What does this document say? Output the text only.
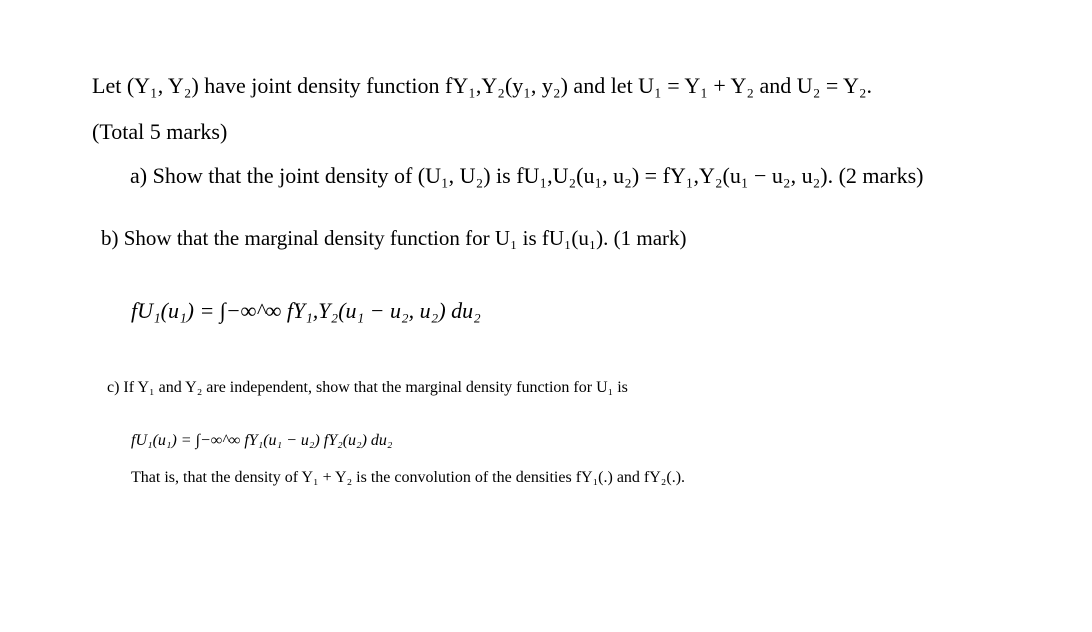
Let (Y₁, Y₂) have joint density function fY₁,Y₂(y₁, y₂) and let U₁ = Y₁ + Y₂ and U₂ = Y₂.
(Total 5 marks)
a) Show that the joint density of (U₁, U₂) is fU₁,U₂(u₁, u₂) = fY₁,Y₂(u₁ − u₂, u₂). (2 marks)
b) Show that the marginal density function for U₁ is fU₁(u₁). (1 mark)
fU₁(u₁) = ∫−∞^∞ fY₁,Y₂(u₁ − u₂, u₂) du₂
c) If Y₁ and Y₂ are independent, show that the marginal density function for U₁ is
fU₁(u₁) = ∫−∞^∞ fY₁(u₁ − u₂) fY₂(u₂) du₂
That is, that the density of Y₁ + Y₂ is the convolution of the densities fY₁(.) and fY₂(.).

__Written problem__
Go through the data and gather every line that holds "marginal".

__Worked answer__
b) Show that the marginal density function for U₁ is fU₁(u₁). (1 mark)
c) If Y₁ and Y₂ are independent, show that the marginal density function for U₁ is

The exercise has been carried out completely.